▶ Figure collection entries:

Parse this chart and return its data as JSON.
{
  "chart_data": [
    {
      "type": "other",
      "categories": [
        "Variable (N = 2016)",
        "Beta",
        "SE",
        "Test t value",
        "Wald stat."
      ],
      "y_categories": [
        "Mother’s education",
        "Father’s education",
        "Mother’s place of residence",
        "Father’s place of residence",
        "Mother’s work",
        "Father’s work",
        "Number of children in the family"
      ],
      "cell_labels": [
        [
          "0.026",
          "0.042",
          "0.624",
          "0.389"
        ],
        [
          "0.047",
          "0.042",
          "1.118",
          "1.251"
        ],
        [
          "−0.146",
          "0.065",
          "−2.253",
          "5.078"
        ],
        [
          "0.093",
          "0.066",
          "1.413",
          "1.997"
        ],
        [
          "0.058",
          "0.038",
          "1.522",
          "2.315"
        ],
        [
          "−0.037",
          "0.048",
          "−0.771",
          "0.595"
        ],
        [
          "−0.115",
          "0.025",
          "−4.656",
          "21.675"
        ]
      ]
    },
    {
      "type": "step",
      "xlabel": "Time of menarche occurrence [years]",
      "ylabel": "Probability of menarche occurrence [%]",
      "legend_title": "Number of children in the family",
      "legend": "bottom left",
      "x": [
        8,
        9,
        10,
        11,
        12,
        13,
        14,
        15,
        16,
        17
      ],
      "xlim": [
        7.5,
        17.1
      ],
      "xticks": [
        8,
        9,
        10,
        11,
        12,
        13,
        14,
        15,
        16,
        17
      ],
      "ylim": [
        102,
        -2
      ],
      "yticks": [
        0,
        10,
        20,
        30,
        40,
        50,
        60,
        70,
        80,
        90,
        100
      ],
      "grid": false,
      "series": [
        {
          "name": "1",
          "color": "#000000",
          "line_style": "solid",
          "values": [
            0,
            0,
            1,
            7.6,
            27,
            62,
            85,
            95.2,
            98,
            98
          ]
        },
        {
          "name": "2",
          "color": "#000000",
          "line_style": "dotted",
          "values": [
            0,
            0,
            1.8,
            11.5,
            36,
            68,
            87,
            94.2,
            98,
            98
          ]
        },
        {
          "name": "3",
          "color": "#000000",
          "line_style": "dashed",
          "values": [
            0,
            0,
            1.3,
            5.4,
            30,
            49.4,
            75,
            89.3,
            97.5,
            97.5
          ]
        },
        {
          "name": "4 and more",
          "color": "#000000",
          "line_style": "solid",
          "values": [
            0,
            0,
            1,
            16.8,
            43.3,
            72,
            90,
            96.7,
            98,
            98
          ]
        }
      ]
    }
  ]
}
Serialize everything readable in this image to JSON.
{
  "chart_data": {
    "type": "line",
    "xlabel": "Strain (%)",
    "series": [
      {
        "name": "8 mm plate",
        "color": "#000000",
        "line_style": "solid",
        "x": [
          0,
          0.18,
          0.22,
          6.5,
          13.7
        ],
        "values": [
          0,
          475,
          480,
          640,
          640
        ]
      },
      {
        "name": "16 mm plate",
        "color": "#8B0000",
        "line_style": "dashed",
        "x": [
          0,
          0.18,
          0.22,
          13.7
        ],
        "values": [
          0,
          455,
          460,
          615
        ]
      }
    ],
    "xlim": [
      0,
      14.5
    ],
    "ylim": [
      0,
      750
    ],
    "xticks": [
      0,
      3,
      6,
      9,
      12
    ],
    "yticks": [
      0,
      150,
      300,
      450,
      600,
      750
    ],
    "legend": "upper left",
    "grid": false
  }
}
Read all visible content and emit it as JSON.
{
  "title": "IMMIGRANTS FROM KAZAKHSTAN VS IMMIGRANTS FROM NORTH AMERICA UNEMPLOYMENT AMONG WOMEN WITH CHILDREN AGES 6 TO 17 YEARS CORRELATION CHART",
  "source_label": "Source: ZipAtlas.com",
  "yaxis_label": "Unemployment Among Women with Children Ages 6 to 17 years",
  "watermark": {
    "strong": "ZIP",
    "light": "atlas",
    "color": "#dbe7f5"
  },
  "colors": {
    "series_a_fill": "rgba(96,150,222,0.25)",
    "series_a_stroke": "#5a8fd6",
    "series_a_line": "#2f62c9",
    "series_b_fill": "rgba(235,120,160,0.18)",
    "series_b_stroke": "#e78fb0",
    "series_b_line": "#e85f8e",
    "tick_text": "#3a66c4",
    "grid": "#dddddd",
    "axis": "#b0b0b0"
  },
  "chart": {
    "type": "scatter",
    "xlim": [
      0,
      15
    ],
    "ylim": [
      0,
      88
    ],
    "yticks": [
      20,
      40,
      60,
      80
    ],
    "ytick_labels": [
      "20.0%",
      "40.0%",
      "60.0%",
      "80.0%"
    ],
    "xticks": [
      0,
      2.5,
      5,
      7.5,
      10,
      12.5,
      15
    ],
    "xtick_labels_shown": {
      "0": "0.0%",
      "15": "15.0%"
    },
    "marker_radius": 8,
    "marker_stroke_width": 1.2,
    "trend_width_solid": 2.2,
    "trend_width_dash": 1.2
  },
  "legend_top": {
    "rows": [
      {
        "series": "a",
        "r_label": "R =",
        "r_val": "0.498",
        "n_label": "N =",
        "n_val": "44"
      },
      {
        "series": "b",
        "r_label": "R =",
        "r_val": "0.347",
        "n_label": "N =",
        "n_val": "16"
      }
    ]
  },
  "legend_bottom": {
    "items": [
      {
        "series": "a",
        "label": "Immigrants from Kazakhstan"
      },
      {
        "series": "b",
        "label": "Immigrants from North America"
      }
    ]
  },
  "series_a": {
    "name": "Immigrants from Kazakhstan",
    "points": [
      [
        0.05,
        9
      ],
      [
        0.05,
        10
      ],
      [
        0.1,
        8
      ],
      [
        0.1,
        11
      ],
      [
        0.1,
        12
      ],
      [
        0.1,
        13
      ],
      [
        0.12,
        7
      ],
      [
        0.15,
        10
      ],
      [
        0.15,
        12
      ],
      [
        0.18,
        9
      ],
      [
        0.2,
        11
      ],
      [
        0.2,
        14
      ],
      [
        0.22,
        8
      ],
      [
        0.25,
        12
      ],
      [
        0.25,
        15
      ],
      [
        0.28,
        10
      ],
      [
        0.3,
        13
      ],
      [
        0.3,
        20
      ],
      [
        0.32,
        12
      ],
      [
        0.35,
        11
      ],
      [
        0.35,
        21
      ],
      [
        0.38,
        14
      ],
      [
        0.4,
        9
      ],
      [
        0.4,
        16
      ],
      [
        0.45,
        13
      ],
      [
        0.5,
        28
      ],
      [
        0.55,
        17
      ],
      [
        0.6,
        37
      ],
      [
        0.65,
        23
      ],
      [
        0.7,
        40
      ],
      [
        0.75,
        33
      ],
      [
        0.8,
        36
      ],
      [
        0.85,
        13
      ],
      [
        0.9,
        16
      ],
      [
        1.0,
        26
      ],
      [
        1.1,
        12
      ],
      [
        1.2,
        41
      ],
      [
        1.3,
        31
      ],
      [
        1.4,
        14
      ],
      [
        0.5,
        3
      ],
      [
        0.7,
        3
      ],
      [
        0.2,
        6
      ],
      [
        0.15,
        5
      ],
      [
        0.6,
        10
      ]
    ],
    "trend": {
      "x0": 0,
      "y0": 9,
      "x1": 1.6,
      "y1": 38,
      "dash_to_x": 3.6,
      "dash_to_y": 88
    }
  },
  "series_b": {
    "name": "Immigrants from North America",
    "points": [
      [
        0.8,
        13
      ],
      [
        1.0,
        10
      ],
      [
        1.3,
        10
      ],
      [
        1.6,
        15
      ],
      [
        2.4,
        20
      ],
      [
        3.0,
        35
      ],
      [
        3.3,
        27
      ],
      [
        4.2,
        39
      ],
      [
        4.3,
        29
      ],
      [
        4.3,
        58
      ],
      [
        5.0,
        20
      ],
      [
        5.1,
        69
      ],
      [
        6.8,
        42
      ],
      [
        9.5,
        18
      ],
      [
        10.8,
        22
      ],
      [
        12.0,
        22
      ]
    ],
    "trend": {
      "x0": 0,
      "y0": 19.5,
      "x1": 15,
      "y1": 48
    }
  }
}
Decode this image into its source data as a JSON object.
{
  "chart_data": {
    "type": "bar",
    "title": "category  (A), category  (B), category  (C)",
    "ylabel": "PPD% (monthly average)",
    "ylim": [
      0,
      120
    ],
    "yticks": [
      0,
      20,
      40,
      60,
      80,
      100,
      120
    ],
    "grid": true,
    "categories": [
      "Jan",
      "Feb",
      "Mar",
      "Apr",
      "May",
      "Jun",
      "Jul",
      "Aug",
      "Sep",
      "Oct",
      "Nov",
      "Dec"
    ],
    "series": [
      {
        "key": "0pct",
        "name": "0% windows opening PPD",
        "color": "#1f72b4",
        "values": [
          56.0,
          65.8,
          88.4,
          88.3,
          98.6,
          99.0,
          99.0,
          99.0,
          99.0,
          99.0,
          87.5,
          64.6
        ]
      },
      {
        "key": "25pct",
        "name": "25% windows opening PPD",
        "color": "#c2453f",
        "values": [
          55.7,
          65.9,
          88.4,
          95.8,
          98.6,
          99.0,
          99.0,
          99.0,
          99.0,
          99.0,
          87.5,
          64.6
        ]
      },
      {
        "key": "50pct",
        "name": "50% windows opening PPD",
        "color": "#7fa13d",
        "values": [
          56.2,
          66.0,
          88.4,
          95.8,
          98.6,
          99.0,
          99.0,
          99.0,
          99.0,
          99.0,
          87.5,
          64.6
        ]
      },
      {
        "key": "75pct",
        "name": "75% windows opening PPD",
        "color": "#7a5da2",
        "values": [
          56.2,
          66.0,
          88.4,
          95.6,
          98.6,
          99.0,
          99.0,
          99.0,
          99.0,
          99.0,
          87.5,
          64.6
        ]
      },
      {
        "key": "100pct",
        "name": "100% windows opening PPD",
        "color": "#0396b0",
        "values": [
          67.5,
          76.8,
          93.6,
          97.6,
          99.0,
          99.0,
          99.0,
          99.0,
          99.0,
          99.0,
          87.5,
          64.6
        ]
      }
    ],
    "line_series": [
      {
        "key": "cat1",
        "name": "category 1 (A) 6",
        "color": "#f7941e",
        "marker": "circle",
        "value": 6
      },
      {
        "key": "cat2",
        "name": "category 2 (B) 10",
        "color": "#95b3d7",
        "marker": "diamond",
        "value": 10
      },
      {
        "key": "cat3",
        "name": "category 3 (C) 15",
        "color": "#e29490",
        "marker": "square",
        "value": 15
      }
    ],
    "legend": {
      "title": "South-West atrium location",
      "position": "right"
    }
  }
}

▶ WHAT TO PRODUCE: Search the data above for the word "education", then gather each line in which it appears.

▶ RESPONSE:
        "Mother’s education",
        "Father’s education",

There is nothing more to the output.